▸ **QUOTED TEXT**:
What gives Rollins a competitive advantage?
Which moat layers reinforce one another?
The Orkin name improves awareness and lead generation, while regional brands preserve local credibility. Route density lowers service cost and can improve response times. Training helps standardize technical quality and safety. BOSS and InSite support routing, payment, reporting, and customer communication. Recurring contracts create repeat visits that deepen route density, and scale provides funds for marketing, technology, and acquisitions. Each layer is useful by itself; together they are harder for a small operator to replicate.
Who are the main competitors, and where is the pressure strongest?
| Competitive group | Examples named in filings | Where competition occurs | Rollins response |
|---|---|---|---|
| Large global operators | Rentokil, Ecolab, Anticimex | National accounts, commercial capabilities, brand spending, technology, and acquisition pricing | Multi-brand reach, route density, technical training, and disciplined capital allocation |
| Regional and local firms | Numerous private operators | Local relationships, price, speed, and specialist knowledge | Local brand preservation plus parent-company systems, marketing, and procurement |
| Do-it-yourself substitutes | Consumer pest-control products | Simple infestations and price-sensitive households | Professional expertise, guarantees, recurring prevention, safety, and convenience |
| Customer bargaining power | Residential churn and large commercial procurement | Price increases, service frequency, contract renewal, and account consolidation | Customer experience, reporting, cross-selling, and proximity through dense routes |
The weakness in the industry structure is clear: the 2025 filing describes fragmented markets and low barriers to entry. Rollins therefore cannot rely on scarcity alone. It must continuously earn retention through service quality, technician availability, pricing discipline, and fast local response.
How financially strong is Rollins?
What does the annual baseline say about earnings quality?
The 2025 annual results show a high-margin, cash-generative service company with limited maintenance capital spending relative to revenue. Operating margin was 19.3%. Operating cash flow reached $678.1 million, and capital expenditures were $28.1 million, producing $650.0 million of company-defined free cash flow. Free cash flow conversion was 123.4% of net income. The calculation is straightforward: operating cash flow minus capital expenditures. The important caveat is that this measure does not subtract acquisitions, dividends, debt service, or other contractual uses of cash.

▸ **TASKS TO COMPLETE**:
**a)** From the Rollins text, please reproduce word for word the passage that opens with the words containing "Which moat layers" and closes with "the pressure strongest?".
**b)** Translate this sentence from the Rollins text into Spanish: "Route density lowers service cost and can improve response times."

▸ **DATASET EXCERPTS**:
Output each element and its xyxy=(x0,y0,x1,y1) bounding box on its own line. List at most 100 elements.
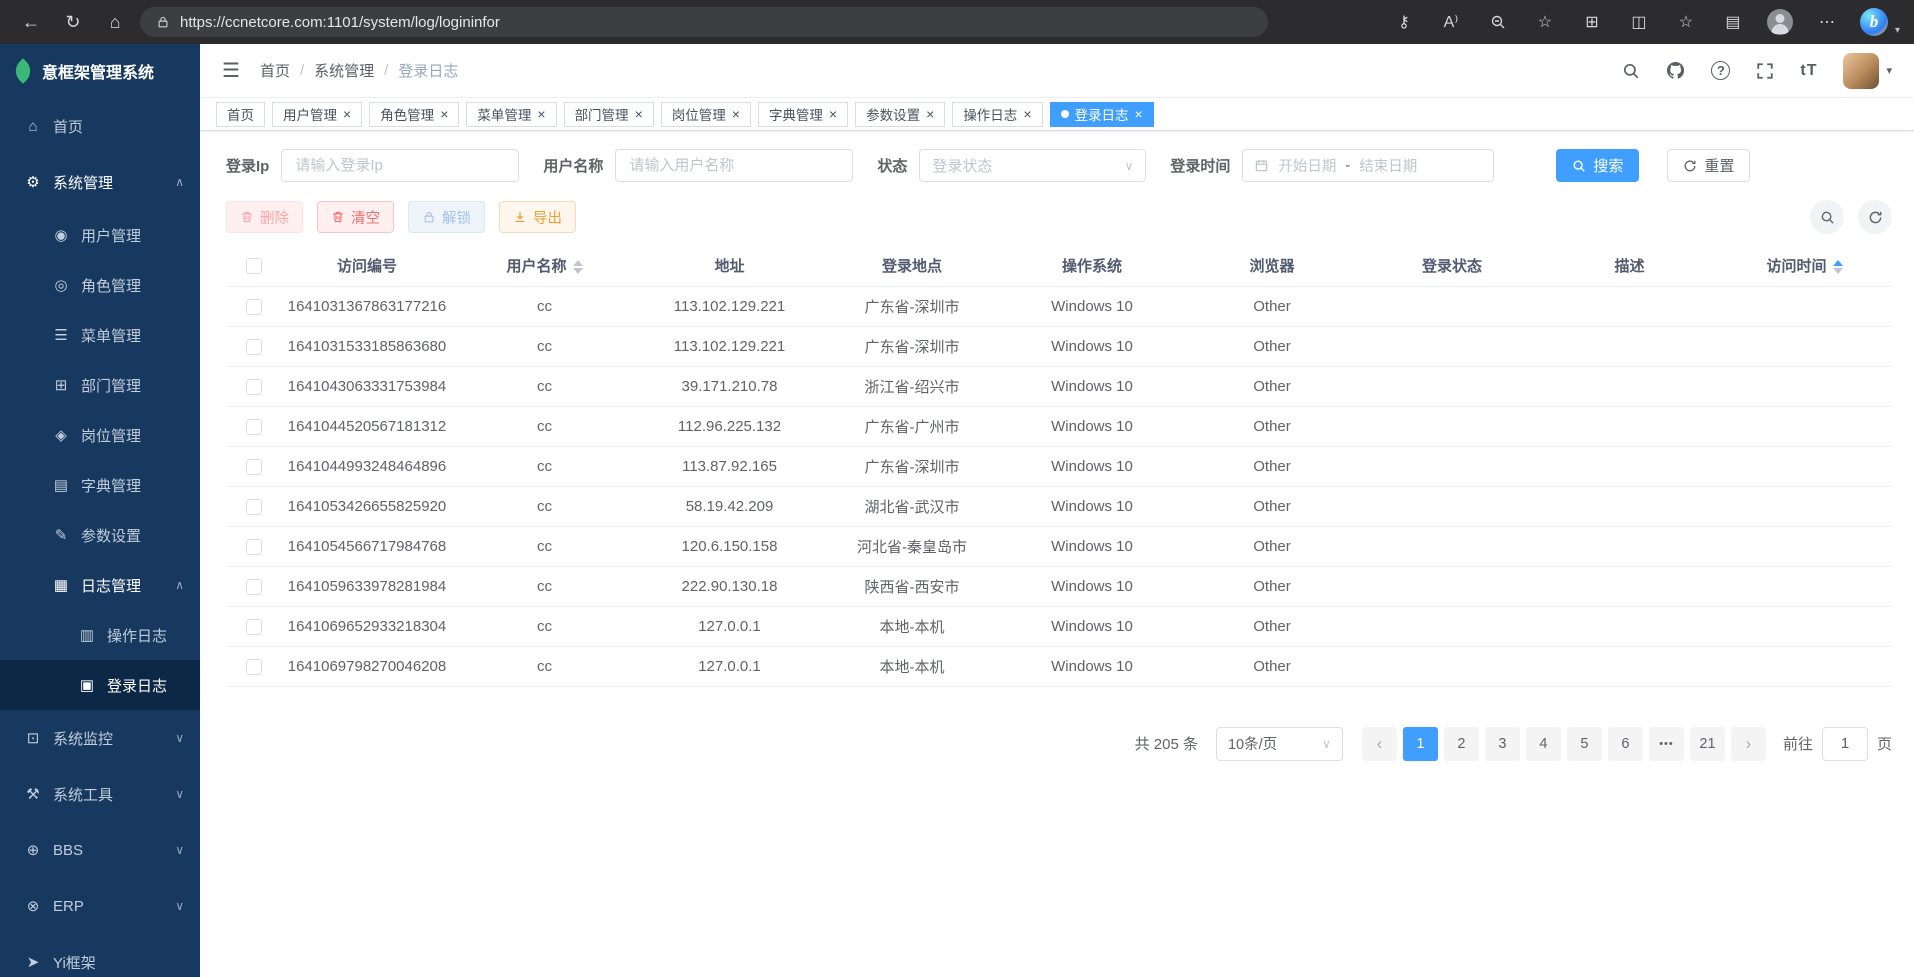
sidebar-item-op-log[interactable]: ▥操作日志 xyxy=(0,610,200,660)
sort-carets-icon[interactable] xyxy=(573,260,583,274)
row-checkbox[interactable] xyxy=(246,659,262,675)
row-checkbox[interactable] xyxy=(246,539,262,555)
sidebar-item-home[interactable]: ⌂首页 xyxy=(0,98,200,154)
tab-角色管理[interactable]: 角色管理× xyxy=(369,102,459,127)
breadcrumb-system[interactable]: 系统管理 xyxy=(314,60,374,81)
tab-close-icon[interactable]: × xyxy=(343,107,351,121)
toggle-search-button[interactable] xyxy=(1810,200,1844,234)
browser-home-icon[interactable]: ⌂ xyxy=(98,5,132,39)
favorites-bar-icon[interactable]: ☆ xyxy=(1672,8,1700,36)
row-checkbox[interactable] xyxy=(246,619,262,635)
tab-参数设置[interactable]: 参数设置× xyxy=(855,102,945,127)
sidebar-item-yi-framework[interactable]: ➤Yi框架 xyxy=(0,934,200,977)
extensions-icon[interactable]: ⊞ xyxy=(1578,8,1606,36)
status-select[interactable]: 登录状态 ∨ xyxy=(919,149,1146,182)
zoom-out-icon[interactable] xyxy=(1484,8,1512,36)
page-size-select[interactable]: 10条/页 ∨ xyxy=(1216,727,1343,761)
tab-close-icon[interactable]: × xyxy=(1135,107,1143,121)
tab-close-icon[interactable]: × xyxy=(537,107,545,121)
row-checkbox[interactable] xyxy=(246,419,262,435)
row-checkbox[interactable] xyxy=(246,379,262,395)
page-button-6[interactable]: 6 xyxy=(1608,727,1643,761)
github-icon[interactable] xyxy=(1666,61,1685,80)
sort-desc-icon[interactable] xyxy=(1833,268,1843,274)
sidebar-item-role-mgmt[interactable]: ◎角色管理 xyxy=(0,260,200,310)
sort-carets-icon[interactable] xyxy=(1833,260,1843,274)
unlock-button[interactable]: 解锁 xyxy=(408,201,485,233)
tab-close-icon[interactable]: × xyxy=(1023,107,1031,121)
tab-菜单管理[interactable]: 菜单管理× xyxy=(466,102,556,127)
page-button-1[interactable]: 1 xyxy=(1403,727,1438,761)
page-button-4[interactable]: 4 xyxy=(1526,727,1561,761)
page-button-3[interactable]: 3 xyxy=(1485,727,1520,761)
row-checkbox[interactable] xyxy=(246,499,262,515)
sidebar-item-post-mgmt[interactable]: ◈岗位管理 xyxy=(0,410,200,460)
sidebar-item-dept-mgmt[interactable]: ⊞部门管理 xyxy=(0,360,200,410)
browser-refresh-icon[interactable]: ↻ xyxy=(56,5,90,39)
sidebar-item-bbs[interactable]: ⊕BBS∨ xyxy=(0,822,200,878)
user-name-input[interactable] xyxy=(615,149,853,182)
tab-岗位管理[interactable]: 岗位管理× xyxy=(661,102,751,127)
sidebar-item-login-log[interactable]: ▣登录日志 xyxy=(0,660,200,710)
sidebar-item-erp[interactable]: ⊗ERP∨ xyxy=(0,878,200,934)
sidebar-item-param-settings[interactable]: ✎参数设置 xyxy=(0,510,200,560)
next-page-button[interactable]: › xyxy=(1731,727,1766,761)
sidebar-item-monitor[interactable]: ⊡系统监控∨ xyxy=(0,710,200,766)
sidebar-item-menu-mgmt[interactable]: ☰菜单管理 xyxy=(0,310,200,360)
sidebar-item-dict-mgmt[interactable]: ▤字典管理 xyxy=(0,460,200,510)
tab-部门管理[interactable]: 部门管理× xyxy=(564,102,654,127)
refresh-table-button[interactable] xyxy=(1858,200,1892,234)
font-size-icon[interactable]: tT xyxy=(1800,62,1817,80)
tab-close-icon[interactable]: × xyxy=(926,107,934,121)
goto-page-input[interactable] xyxy=(1822,727,1868,761)
fullscreen-icon[interactable] xyxy=(1756,62,1774,80)
tab-字典管理[interactable]: 字典管理× xyxy=(758,102,848,127)
browser-more-icon[interactable]: ⋯ xyxy=(1813,8,1841,36)
read-aloud-icon[interactable]: A⁾ xyxy=(1437,8,1465,36)
bing-dropdown-caret[interactable]: ▾ xyxy=(1895,25,1900,36)
sort-desc-icon[interactable] xyxy=(573,268,583,274)
page-button-5[interactable]: 5 xyxy=(1567,727,1602,761)
collections-icon[interactable]: ▤ xyxy=(1719,8,1747,36)
clear-button[interactable]: 清空 xyxy=(317,201,394,233)
browser-profile-icon[interactable] xyxy=(1766,8,1794,36)
sort-asc-icon[interactable] xyxy=(1833,260,1843,266)
header-search-icon[interactable] xyxy=(1622,62,1640,80)
row-checkbox[interactable] xyxy=(246,459,262,475)
sidebar-item-tools[interactable]: ⚒系统工具∨ xyxy=(0,766,200,822)
tab-登录日志[interactable]: 登录日志× xyxy=(1050,102,1154,127)
more-pages-button[interactable]: ••• xyxy=(1649,727,1684,761)
login-ip-input[interactable] xyxy=(281,149,519,182)
add-favorite-icon[interactable]: ☆ xyxy=(1531,8,1559,36)
sidebar-item-system[interactable]: ⚙系统管理∧ xyxy=(0,154,200,210)
bing-icon[interactable]: b xyxy=(1860,8,1888,36)
breadcrumb-home[interactable]: 首页 xyxy=(260,60,290,81)
browser-back-icon[interactable]: ← xyxy=(14,5,48,39)
select-all-checkbox[interactable] xyxy=(246,258,262,274)
tab-操作日志[interactable]: 操作日志× xyxy=(952,102,1042,127)
reset-button[interactable]: 重置 xyxy=(1667,149,1750,182)
tab-close-icon[interactable]: × xyxy=(635,107,643,121)
date-range-picker[interactable]: 开始日期 - 结束日期 xyxy=(1242,149,1494,182)
tab-首页[interactable]: 首页 xyxy=(216,102,265,127)
user-menu[interactable]: ▾ xyxy=(1843,53,1892,89)
sidebar-item-user-mgmt[interactable]: ◉用户管理 xyxy=(0,210,200,260)
collapse-sidebar-icon[interactable]: ☰ xyxy=(222,58,240,83)
export-button[interactable]: 导出 xyxy=(499,201,576,233)
help-icon[interactable]: ? xyxy=(1711,61,1730,80)
sort-asc-icon[interactable] xyxy=(573,260,583,266)
prev-page-button[interactable]: ‹ xyxy=(1362,727,1397,761)
password-key-icon[interactable]: ⚷ xyxy=(1390,8,1418,36)
tab-close-icon[interactable]: × xyxy=(829,107,837,121)
page-button-2[interactable]: 2 xyxy=(1444,727,1479,761)
sidebar-item-log-mgmt[interactable]: ▦日志管理∧ xyxy=(0,560,200,610)
address-bar[interactable]: https://ccnetcore.com:1101/system/log/lo… xyxy=(140,7,1268,37)
col-header-user-name[interactable]: 用户名称 xyxy=(452,246,637,286)
tab-close-icon[interactable]: × xyxy=(440,107,448,121)
delete-button[interactable]: 删除 xyxy=(226,201,303,233)
row-checkbox[interactable] xyxy=(246,299,262,315)
row-checkbox[interactable] xyxy=(246,579,262,595)
tab-close-icon[interactable]: × xyxy=(732,107,740,121)
row-checkbox[interactable] xyxy=(246,339,262,355)
split-screen-icon[interactable]: ◫ xyxy=(1625,8,1653,36)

▸ **SOLVED TASKS**:
**a)**
Which moat layers reinforce one another?
The Orkin name improves awareness and lead generation, while regional brands preserve local credibility. Route density lowers service cost and can improve response times. Training helps standardize technical quality and safety. BOSS and InSite support routing, payment, reporting, and customer communication. Recurring contracts create repeat visits that deepen route density, and scale provides funds for marketing, technology, and acquisitions. Each layer is useful by itself; together they are harder for a small operator to replicate.
Who are the main competitors, and where is the pressure strongest?

**b)** La densidad de rutas reduce el costo del servicio y puede mejorar los tiempos de respuesta.